### Source material ###

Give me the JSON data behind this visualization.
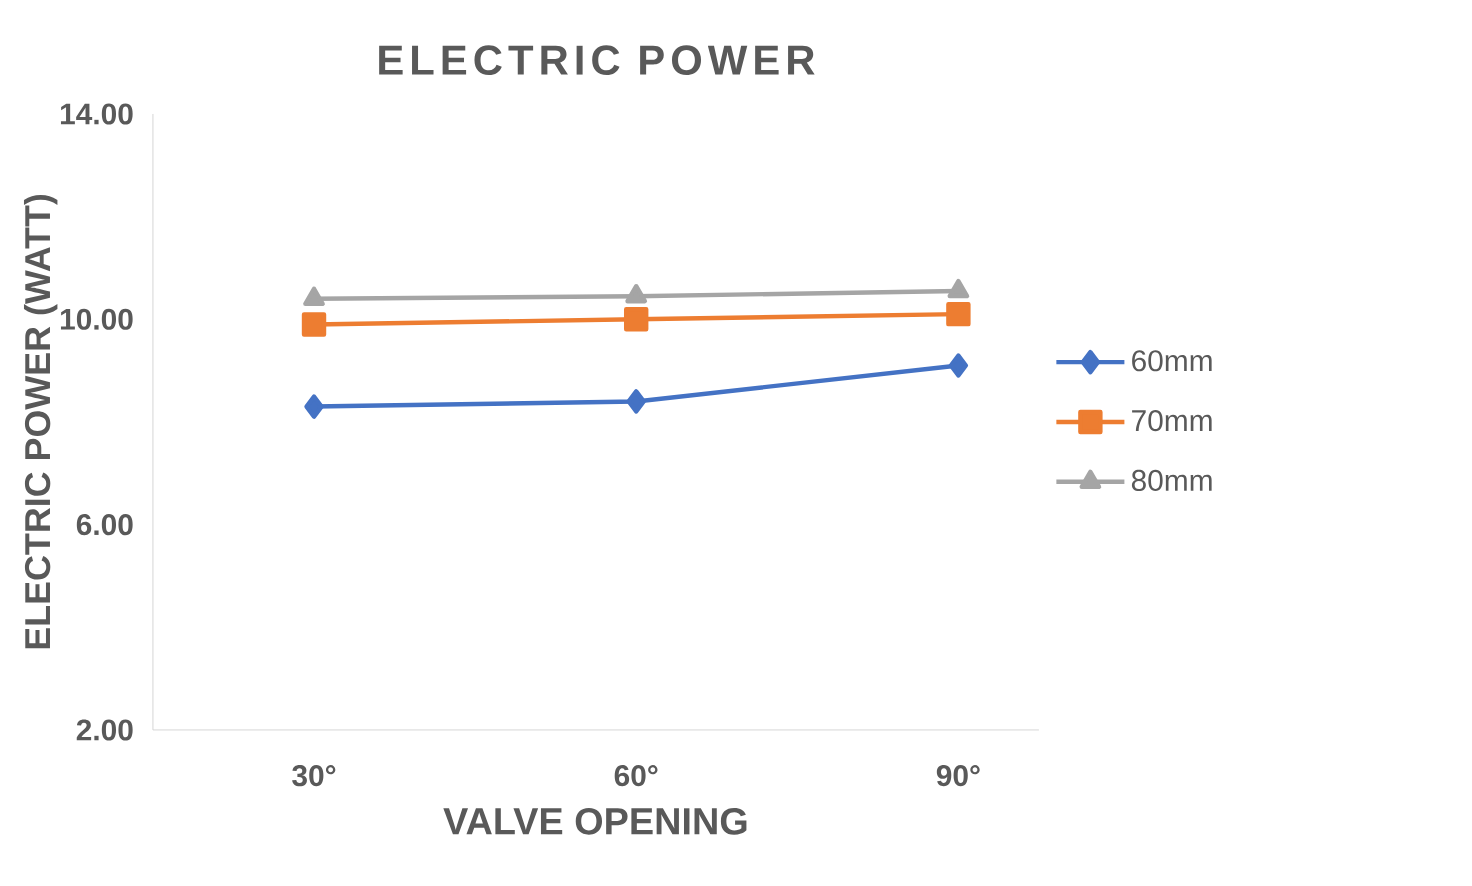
{
  "chart_data": {
    "type": "line",
    "title": "ELECTRIC  POWER",
    "xlabel": "VALVE OPENING",
    "ylabel": "ELECTRIC POWER (WATT)",
    "categories": [
      "30°",
      "60°",
      "90°"
    ],
    "ylim": [
      2,
      14
    ],
    "yticks": [
      {
        "value": 2,
        "label": "2.00"
      },
      {
        "value": 6,
        "label": "6.00"
      },
      {
        "value": 10,
        "label": "10.00"
      },
      {
        "value": 14,
        "label": "14.00"
      }
    ],
    "grid": false,
    "legend": "right",
    "series": [
      {
        "name": "60mm",
        "color": "#4472c4",
        "marker": "diamond",
        "values": [
          8.3,
          8.4,
          9.1
        ]
      },
      {
        "name": "70mm",
        "color": "#ed7d31",
        "marker": "square",
        "values": [
          9.9,
          10.0,
          10.1
        ]
      },
      {
        "name": "80mm",
        "color": "#a5a5a5",
        "marker": "triangle",
        "values": [
          10.4,
          10.45,
          10.55
        ]
      }
    ]
  }
}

###

__Stated goal__
Transcribe the full listing character for character. Pictures are excluded.

__Answer for this exercise__
Give me the JSON data behind this visualization.
{
  "chart_data": {
    "type": "line",
    "title": "ELECTRIC  POWER",
    "xlabel": "VALVE OPENING",
    "ylabel": "ELECTRIC POWER (WATT)",
    "categories": [
      "30°",
      "60°",
      "90°"
    ],
    "ylim": [
      2,
      14
    ],
    "yticks": [
      {
        "value": 2,
        "label": "2.00"
      },
      {
        "value": 6,
        "label": "6.00"
      },
      {
        "value": 10,
        "label": "10.00"
      },
      {
        "value": 14,
        "label": "14.00"
      }
    ],
    "grid": false,
    "legend": "right",
    "series": [
      {
        "name": "60mm",
        "color": "#4472c4",
        "marker": "diamond",
        "values": [
          8.3,
          8.4,
          9.1
        ]
      },
      {
        "name": "70mm",
        "color": "#ed7d31",
        "marker": "square",
        "values": [
          9.9,
          10.0,
          10.1
        ]
      },
      {
        "name": "80mm",
        "color": "#a5a5a5",
        "marker": "triangle",
        "values": [
          10.4,
          10.45,
          10.55
        ]
      }
    ]
  }
}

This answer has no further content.